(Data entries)
— BEGIN —

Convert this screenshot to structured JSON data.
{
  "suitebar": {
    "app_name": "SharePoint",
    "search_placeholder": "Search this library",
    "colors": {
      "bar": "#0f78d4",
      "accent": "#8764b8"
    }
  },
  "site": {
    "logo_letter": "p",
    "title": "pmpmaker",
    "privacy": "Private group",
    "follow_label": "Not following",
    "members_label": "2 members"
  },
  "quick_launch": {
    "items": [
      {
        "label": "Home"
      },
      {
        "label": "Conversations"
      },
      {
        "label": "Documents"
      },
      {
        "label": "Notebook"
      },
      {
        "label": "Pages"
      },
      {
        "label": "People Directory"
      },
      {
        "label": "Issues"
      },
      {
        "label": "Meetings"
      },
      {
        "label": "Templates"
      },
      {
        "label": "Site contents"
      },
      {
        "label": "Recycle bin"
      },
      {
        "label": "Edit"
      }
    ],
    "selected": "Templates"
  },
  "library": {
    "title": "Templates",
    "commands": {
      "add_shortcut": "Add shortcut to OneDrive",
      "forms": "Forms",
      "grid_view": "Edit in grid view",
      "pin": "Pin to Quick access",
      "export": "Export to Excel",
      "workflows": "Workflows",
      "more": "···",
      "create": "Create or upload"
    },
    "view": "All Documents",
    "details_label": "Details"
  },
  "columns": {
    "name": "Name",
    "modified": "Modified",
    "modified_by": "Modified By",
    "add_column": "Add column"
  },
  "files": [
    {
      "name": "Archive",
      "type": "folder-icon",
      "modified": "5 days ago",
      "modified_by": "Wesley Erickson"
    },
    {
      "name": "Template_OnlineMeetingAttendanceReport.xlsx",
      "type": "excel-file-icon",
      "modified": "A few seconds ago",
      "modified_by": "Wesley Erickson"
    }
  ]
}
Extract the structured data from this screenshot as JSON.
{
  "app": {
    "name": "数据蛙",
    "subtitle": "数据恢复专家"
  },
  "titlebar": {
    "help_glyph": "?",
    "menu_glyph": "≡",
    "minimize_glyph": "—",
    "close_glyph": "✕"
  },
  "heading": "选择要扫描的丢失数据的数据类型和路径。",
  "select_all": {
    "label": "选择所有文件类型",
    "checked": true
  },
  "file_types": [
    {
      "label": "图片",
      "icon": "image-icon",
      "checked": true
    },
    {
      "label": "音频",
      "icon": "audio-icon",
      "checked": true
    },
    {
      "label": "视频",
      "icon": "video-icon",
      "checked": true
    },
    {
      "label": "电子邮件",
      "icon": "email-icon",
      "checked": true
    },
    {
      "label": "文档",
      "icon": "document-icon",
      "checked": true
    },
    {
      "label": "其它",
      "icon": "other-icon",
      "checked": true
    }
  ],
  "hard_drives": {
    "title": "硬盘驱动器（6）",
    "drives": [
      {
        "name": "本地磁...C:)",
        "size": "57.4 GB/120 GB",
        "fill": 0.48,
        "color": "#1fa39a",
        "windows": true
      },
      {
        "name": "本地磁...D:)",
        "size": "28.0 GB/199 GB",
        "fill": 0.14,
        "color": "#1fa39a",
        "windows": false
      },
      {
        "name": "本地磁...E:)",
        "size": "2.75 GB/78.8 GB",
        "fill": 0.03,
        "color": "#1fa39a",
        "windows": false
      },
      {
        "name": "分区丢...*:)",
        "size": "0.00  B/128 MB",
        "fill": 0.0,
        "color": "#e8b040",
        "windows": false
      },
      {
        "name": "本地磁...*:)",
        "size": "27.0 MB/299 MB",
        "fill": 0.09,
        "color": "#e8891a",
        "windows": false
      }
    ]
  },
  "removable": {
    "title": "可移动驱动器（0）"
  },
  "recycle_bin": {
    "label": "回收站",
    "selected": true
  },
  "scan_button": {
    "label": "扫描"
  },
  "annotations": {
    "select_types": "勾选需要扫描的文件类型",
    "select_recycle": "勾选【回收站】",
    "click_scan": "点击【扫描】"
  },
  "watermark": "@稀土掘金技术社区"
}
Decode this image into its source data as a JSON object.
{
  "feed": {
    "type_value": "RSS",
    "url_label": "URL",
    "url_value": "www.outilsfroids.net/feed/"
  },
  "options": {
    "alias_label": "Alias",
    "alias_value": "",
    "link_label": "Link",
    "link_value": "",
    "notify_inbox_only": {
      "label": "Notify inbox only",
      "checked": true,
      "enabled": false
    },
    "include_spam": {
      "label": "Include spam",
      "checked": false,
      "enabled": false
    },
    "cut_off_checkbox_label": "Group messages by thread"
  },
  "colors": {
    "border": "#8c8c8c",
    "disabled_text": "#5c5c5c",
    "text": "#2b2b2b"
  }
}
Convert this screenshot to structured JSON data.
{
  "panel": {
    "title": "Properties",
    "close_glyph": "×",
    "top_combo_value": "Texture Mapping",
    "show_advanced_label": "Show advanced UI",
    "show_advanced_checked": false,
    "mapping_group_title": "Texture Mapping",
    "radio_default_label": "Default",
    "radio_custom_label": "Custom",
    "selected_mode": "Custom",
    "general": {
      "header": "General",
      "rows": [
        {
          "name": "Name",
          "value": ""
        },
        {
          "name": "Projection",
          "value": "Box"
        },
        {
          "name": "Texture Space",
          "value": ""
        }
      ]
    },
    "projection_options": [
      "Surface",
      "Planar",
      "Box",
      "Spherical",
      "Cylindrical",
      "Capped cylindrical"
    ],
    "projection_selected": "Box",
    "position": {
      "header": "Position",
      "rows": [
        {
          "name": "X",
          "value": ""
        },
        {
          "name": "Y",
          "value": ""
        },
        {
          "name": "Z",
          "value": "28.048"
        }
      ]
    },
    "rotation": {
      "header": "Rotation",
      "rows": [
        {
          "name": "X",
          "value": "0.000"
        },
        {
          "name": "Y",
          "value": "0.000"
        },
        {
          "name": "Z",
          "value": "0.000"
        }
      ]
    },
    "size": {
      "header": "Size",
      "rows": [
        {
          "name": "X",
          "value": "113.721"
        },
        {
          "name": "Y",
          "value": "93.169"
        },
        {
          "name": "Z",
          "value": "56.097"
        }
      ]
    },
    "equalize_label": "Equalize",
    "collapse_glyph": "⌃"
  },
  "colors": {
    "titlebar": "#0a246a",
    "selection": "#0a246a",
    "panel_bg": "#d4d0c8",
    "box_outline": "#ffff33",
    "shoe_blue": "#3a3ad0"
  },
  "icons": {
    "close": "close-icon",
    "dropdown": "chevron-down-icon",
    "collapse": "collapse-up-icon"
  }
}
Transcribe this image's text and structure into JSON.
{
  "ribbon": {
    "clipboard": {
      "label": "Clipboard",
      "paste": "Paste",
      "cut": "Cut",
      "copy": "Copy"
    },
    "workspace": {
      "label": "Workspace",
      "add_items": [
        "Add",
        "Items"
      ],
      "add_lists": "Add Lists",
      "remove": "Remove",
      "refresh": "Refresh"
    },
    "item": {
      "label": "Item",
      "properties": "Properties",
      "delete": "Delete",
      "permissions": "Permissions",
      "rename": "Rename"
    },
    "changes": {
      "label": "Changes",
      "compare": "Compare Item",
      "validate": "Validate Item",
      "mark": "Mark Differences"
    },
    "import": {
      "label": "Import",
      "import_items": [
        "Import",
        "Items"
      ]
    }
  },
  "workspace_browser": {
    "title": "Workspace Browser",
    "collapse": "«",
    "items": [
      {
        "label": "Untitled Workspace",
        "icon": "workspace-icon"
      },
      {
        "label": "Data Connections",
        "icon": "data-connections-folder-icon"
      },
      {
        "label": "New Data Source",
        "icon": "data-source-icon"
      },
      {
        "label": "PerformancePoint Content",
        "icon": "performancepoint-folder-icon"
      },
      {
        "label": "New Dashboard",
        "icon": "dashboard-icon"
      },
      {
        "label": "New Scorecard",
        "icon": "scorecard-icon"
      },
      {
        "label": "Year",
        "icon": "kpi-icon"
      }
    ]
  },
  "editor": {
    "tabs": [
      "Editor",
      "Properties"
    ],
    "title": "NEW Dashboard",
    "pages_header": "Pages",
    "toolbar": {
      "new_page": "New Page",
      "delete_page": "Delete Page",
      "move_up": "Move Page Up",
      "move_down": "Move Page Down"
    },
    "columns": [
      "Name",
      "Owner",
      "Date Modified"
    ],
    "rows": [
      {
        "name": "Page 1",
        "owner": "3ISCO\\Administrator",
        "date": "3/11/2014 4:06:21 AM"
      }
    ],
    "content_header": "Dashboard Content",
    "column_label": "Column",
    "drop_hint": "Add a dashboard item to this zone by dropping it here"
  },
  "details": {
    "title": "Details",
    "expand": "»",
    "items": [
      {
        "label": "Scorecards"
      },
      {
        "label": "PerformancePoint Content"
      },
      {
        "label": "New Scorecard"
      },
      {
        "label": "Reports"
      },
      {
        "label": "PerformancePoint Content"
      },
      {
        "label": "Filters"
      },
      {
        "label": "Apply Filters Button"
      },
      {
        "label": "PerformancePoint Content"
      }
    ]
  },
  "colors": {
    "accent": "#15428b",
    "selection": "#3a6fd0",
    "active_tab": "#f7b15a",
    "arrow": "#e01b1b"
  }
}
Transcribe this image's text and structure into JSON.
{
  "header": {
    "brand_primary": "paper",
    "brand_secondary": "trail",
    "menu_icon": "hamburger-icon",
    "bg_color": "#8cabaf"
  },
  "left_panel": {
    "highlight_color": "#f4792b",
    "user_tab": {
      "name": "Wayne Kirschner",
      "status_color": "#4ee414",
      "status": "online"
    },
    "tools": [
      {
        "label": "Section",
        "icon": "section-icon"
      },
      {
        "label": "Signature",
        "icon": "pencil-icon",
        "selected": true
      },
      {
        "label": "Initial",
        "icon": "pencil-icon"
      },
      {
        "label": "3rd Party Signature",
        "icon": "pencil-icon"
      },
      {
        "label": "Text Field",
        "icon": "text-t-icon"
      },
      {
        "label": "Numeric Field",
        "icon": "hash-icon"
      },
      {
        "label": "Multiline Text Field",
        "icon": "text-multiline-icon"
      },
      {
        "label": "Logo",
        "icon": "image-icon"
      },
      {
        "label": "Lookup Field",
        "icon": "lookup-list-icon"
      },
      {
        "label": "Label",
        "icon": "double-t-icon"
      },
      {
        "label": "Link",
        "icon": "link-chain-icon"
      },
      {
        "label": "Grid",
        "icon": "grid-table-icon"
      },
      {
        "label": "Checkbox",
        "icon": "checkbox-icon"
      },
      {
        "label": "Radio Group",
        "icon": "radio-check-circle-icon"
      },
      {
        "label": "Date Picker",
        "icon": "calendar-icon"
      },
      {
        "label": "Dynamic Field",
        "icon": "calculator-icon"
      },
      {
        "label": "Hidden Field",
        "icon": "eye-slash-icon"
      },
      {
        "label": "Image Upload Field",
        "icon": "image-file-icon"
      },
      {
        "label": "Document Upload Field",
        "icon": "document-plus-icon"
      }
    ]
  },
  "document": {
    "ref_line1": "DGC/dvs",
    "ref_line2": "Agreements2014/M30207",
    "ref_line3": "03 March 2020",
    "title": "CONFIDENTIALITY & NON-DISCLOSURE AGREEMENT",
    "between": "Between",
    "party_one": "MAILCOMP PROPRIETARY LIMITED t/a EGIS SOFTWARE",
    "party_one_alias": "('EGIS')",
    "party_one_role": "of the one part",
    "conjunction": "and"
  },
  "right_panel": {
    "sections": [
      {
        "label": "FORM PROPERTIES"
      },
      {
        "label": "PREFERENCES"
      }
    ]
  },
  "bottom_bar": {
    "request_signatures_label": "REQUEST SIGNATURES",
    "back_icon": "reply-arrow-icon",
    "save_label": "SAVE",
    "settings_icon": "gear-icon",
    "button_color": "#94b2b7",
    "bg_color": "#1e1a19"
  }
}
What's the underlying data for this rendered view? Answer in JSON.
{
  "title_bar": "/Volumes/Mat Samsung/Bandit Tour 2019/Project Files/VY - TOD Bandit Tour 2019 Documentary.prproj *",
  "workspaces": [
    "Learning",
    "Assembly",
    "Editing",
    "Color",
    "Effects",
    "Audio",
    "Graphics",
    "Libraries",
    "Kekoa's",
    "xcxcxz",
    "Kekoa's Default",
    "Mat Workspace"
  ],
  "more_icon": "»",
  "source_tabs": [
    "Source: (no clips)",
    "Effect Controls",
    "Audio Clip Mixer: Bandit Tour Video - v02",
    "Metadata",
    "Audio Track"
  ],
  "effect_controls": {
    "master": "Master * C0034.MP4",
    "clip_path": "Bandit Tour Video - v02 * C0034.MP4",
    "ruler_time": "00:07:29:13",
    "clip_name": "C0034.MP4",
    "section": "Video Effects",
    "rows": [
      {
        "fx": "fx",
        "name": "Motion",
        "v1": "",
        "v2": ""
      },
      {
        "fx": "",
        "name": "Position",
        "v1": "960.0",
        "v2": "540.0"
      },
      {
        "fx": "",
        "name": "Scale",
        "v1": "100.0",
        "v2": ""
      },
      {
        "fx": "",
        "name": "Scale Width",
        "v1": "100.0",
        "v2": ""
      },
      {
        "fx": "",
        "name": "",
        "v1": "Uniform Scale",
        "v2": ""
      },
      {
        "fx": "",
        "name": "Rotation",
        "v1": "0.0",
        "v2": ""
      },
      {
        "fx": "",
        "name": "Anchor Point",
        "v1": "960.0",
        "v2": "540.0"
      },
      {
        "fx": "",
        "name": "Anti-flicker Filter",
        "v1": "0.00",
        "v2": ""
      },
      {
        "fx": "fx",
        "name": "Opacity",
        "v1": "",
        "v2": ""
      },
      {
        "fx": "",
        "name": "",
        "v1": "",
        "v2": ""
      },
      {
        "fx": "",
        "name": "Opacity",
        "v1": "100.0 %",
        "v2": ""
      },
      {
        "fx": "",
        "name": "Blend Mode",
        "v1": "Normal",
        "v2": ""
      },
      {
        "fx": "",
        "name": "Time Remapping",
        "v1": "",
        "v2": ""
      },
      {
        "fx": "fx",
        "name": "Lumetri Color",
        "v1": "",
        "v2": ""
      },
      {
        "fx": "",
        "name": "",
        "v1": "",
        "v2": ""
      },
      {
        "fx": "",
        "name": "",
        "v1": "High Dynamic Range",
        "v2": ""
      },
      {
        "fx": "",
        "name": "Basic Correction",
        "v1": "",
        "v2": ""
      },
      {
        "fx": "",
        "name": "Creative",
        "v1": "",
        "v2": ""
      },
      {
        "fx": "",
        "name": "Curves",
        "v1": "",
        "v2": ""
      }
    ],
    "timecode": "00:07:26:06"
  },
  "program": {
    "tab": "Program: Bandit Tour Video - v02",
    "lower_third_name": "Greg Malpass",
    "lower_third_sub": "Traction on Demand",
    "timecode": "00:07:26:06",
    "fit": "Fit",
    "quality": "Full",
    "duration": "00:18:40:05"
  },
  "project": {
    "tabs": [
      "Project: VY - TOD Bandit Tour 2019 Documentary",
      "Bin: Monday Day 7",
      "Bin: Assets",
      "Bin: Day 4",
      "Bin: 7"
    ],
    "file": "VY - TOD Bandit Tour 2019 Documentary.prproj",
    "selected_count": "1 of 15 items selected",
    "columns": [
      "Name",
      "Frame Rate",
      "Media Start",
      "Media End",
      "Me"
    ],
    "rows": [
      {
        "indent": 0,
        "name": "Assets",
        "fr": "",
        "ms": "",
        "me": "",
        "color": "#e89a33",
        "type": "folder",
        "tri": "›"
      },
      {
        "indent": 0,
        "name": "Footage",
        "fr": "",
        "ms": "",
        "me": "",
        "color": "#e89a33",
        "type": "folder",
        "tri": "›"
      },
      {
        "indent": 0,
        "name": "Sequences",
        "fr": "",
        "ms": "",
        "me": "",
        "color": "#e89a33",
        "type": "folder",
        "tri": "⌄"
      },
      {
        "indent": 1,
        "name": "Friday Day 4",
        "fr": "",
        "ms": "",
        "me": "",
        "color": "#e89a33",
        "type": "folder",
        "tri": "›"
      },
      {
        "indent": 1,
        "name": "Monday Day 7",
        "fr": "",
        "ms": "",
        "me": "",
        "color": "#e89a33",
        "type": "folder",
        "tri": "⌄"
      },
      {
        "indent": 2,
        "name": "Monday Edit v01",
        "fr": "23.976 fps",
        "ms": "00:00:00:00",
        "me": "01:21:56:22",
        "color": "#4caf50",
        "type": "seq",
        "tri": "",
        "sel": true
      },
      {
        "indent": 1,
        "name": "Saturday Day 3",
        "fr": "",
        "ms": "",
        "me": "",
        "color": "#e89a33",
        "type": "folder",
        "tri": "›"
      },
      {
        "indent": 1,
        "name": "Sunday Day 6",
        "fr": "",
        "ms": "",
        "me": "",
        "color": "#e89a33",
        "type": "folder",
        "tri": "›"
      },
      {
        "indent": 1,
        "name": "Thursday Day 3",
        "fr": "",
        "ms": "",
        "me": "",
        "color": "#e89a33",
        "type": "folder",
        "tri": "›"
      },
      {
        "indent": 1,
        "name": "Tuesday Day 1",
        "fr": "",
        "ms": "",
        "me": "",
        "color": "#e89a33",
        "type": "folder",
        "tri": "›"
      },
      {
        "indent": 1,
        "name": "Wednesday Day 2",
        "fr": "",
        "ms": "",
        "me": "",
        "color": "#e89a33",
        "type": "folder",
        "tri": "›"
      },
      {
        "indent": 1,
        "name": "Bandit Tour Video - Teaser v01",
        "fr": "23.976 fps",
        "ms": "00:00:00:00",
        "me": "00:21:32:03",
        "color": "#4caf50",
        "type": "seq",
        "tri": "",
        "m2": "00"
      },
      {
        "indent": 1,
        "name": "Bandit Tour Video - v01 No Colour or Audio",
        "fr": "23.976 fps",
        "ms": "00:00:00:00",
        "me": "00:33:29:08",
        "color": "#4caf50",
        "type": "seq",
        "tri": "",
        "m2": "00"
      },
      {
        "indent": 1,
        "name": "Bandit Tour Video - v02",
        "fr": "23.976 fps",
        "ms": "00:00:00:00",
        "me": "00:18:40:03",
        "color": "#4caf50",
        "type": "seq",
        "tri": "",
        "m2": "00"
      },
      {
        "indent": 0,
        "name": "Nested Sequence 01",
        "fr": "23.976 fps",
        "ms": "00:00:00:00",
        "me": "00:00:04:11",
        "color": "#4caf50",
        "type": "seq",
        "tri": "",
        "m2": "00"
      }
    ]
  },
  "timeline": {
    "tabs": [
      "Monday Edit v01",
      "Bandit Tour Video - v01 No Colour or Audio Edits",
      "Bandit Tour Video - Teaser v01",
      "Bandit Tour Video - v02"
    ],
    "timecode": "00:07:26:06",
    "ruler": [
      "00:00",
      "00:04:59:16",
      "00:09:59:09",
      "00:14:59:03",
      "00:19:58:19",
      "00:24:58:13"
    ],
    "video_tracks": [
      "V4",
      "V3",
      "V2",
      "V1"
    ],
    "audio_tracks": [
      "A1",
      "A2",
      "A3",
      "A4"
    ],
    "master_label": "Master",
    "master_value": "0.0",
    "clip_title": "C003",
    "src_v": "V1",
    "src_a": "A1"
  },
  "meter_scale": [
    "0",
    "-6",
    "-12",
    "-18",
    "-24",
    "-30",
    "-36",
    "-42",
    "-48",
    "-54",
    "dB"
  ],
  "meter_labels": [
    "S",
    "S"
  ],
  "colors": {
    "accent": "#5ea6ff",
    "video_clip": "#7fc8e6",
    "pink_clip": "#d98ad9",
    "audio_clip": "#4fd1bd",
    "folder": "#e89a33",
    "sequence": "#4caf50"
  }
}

— END —

What you should do.
Search the records for the word "Teaser" and copy every line where it occurs.

Answer to the exercise.
        "name": "Bandit Tour Video - Teaser v01",
      "Bandit Tour Video - Teaser v01",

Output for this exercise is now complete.